- Entries taken from a collection:
>>

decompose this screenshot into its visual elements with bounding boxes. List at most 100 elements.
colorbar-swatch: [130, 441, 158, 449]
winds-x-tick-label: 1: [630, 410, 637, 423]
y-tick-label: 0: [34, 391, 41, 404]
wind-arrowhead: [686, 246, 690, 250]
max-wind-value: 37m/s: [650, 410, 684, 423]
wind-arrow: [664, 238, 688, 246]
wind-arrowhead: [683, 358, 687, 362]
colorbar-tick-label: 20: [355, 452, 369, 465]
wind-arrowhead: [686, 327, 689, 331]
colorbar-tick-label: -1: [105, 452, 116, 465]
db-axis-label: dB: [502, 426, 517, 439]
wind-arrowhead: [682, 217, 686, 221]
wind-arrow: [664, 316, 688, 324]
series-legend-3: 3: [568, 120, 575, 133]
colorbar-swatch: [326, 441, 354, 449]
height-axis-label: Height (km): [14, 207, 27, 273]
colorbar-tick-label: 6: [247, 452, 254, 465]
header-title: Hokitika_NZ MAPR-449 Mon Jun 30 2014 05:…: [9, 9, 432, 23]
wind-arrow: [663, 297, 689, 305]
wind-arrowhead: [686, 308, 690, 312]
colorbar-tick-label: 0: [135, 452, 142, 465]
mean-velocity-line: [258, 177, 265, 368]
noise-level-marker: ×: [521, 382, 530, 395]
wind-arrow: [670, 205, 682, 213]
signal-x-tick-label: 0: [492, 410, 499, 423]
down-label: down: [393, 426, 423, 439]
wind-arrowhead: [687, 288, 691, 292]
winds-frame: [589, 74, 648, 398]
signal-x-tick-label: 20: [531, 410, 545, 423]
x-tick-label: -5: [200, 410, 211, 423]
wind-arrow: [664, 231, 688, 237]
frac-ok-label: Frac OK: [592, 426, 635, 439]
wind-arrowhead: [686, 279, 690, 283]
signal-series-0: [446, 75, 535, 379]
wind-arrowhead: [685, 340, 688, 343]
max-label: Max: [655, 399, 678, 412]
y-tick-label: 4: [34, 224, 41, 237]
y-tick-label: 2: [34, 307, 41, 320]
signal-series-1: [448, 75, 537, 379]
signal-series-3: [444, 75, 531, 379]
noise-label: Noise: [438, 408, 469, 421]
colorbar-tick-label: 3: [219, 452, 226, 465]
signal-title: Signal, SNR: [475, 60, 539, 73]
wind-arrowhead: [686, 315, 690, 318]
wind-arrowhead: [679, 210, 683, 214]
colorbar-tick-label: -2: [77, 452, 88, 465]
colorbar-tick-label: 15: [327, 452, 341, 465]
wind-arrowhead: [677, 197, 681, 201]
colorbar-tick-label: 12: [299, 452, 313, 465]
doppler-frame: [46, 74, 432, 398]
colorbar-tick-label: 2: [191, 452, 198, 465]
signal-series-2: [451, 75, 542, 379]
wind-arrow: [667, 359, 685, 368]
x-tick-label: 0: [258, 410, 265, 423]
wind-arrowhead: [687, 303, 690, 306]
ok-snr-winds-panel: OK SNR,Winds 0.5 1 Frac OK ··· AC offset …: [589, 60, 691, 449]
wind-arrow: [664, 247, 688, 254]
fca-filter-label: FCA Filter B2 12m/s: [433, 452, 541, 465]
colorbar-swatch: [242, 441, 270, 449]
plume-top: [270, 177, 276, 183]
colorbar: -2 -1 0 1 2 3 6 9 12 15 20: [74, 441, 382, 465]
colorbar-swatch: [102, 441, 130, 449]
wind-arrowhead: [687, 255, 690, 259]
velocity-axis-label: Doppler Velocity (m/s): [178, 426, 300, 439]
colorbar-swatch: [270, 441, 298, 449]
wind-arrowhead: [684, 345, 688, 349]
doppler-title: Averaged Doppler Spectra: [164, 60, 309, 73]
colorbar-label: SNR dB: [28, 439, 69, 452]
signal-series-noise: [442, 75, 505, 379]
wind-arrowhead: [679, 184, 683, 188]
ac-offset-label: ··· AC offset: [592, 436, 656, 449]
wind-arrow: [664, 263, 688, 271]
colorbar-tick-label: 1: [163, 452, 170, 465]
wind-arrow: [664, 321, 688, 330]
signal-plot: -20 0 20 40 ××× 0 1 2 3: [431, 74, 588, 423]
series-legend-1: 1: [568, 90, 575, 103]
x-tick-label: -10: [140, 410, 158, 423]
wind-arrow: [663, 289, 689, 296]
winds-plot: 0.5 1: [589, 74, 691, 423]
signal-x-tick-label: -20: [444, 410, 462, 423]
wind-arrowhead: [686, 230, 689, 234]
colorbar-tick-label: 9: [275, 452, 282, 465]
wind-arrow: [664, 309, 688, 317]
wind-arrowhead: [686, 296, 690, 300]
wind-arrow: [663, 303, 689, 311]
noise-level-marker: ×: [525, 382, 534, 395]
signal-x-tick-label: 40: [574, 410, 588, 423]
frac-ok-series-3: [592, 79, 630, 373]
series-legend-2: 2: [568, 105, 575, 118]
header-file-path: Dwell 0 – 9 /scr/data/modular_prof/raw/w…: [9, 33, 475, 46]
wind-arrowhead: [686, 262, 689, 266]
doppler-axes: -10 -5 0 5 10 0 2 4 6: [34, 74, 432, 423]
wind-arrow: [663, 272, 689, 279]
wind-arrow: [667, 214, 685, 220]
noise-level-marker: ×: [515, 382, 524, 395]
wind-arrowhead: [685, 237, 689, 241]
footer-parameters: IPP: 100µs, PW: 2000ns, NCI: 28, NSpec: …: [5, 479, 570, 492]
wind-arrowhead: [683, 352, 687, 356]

<<

- THE PROBLEM: Reproduce each of the records above line for line, with no changes.

- EXERCISE OUTPUT:
decompose this screenshot into its visual elements with bounding boxes. List at most 100 elements.
colorbar-swatch: [130, 441, 158, 449]
winds-x-tick-label: 1: [630, 410, 637, 423]
y-tick-label: 0: [34, 391, 41, 404]
wind-arrowhead: [686, 246, 690, 250]
max-wind-value: 37m/s: [650, 410, 684, 423]
wind-arrow: [664, 238, 688, 246]
wind-arrowhead: [683, 358, 687, 362]
colorbar-tick-label: 20: [355, 452, 369, 465]
wind-arrowhead: [686, 327, 689, 331]
colorbar-tick-label: -1: [105, 452, 116, 465]
db-axis-label: dB: [502, 426, 517, 439]
wind-arrowhead: [682, 217, 686, 221]
wind-arrow: [664, 316, 688, 324]
series-legend-3: 3: [568, 120, 575, 133]
colorbar-swatch: [326, 441, 354, 449]
height-axis-label: Height (km): [14, 207, 27, 273]
colorbar-tick-label: 6: [247, 452, 254, 465]
header-title: Hokitika_NZ MAPR-449 Mon Jun 30 2014 05:…: [9, 9, 432, 23]
wind-arrow: [663, 297, 689, 305]
wind-arrowhead: [686, 308, 690, 312]
colorbar-tick-label: 0: [135, 452, 142, 465]
mean-velocity-line: [258, 177, 265, 368]
noise-level-marker: ×: [521, 382, 530, 395]
wind-arrow: [670, 205, 682, 213]
signal-x-tick-label: 0: [492, 410, 499, 423]
down-label: down: [393, 426, 423, 439]
wind-arrowhead: [687, 288, 691, 292]
winds-frame: [589, 74, 648, 398]
signal-x-tick-label: 20: [531, 410, 545, 423]
x-tick-label: -5: [200, 410, 211, 423]
wind-arrow: [664, 231, 688, 237]
frac-ok-label: Frac OK: [592, 426, 635, 439]
wind-arrowhead: [686, 279, 690, 283]
signal-series-0: [446, 75, 535, 379]
wind-arrowhead: [685, 340, 688, 343]
max-label: Max: [655, 399, 678, 412]
y-tick-label: 4: [34, 224, 41, 237]
y-tick-label: 2: [34, 307, 41, 320]
signal-series-1: [448, 75, 537, 379]
signal-series-3: [444, 75, 531, 379]
noise-label: Noise: [438, 408, 469, 421]
colorbar-tick-label: 3: [219, 452, 226, 465]
signal-title: Signal, SNR: [475, 60, 539, 73]
wind-arrowhead: [686, 315, 690, 318]
wind-arrowhead: [679, 210, 683, 214]
colorbar-tick-label: -2: [77, 452, 88, 465]
colorbar-tick-label: 15: [327, 452, 341, 465]
wind-arrowhead: [677, 197, 681, 201]
colorbar-tick-label: 12: [299, 452, 313, 465]
doppler-frame: [46, 74, 432, 398]
colorbar-tick-label: 2: [191, 452, 198, 465]
signal-series-2: [451, 75, 542, 379]
wind-arrow: [667, 359, 685, 368]
x-tick-label: 0: [258, 410, 265, 423]
wind-arrowhead: [687, 303, 690, 306]
ok-snr-winds-panel: OK SNR,Winds 0.5 1 Frac OK ··· AC offset …: [589, 60, 691, 449]
wind-arrow: [664, 247, 688, 254]
fca-filter-label: FCA Filter B2 12m/s: [433, 452, 541, 465]
colorbar-swatch: [242, 441, 270, 449]
plume-top: [270, 177, 276, 183]
colorbar: -2 -1 0 1 2 3 6 9 12 15 20: [74, 441, 382, 465]
colorbar-swatch: [102, 441, 130, 449]
wind-arrowhead: [687, 255, 690, 259]
velocity-axis-label: Doppler Velocity (m/s): [178, 426, 300, 439]
colorbar-swatch: [270, 441, 298, 449]
wind-arrowhead: [684, 345, 688, 349]
doppler-title: Averaged Doppler Spectra: [164, 60, 309, 73]
colorbar-label: SNR dB: [28, 439, 69, 452]
signal-series-noise: [442, 75, 505, 379]
wind-arrowhead: [679, 184, 683, 188]
ac-offset-label: ··· AC offset: [592, 436, 656, 449]
wind-arrow: [664, 263, 688, 271]
colorbar-tick-label: 1: [163, 452, 170, 465]
wind-arrow: [664, 321, 688, 330]
signal-plot: -20 0 20 40 ××× 0 1 2 3: [431, 74, 588, 423]
series-legend-1: 1: [568, 90, 575, 103]
x-tick-label: -10: [140, 410, 158, 423]
wind-arrow: [663, 289, 689, 296]
winds-plot: 0.5 1: [589, 74, 691, 423]
signal-x-tick-label: -20: [444, 410, 462, 423]
wind-arrowhead: [686, 230, 689, 234]
colorbar-tick-label: 9: [275, 452, 282, 465]
wind-arrow: [664, 309, 688, 317]
wind-arrowhead: [686, 296, 690, 300]
wind-arrow: [663, 303, 689, 311]
noise-level-marker: ×: [525, 382, 534, 395]
signal-x-tick-label: 40: [574, 410, 588, 423]
frac-ok-series-3: [592, 79, 630, 373]
series-legend-2: 2: [568, 105, 575, 118]
header-file-path: Dwell 0 – 9 /scr/data/modular_prof/raw/w…: [9, 33, 475, 46]
wind-arrowhead: [686, 262, 689, 266]
doppler-axes: -10 -5 0 5 10 0 2 4 6: [34, 74, 432, 423]
wind-arrow: [663, 272, 689, 279]
wind-arrow: [667, 214, 685, 220]
noise-level-marker: ×: [515, 382, 524, 395]
wind-arrowhead: [685, 237, 689, 241]
footer-parameters: IPP: 100µs, PW: 2000ns, NCI: 28, NSpec: …: [5, 479, 570, 492]
wind-arrowhead: [683, 352, 687, 356]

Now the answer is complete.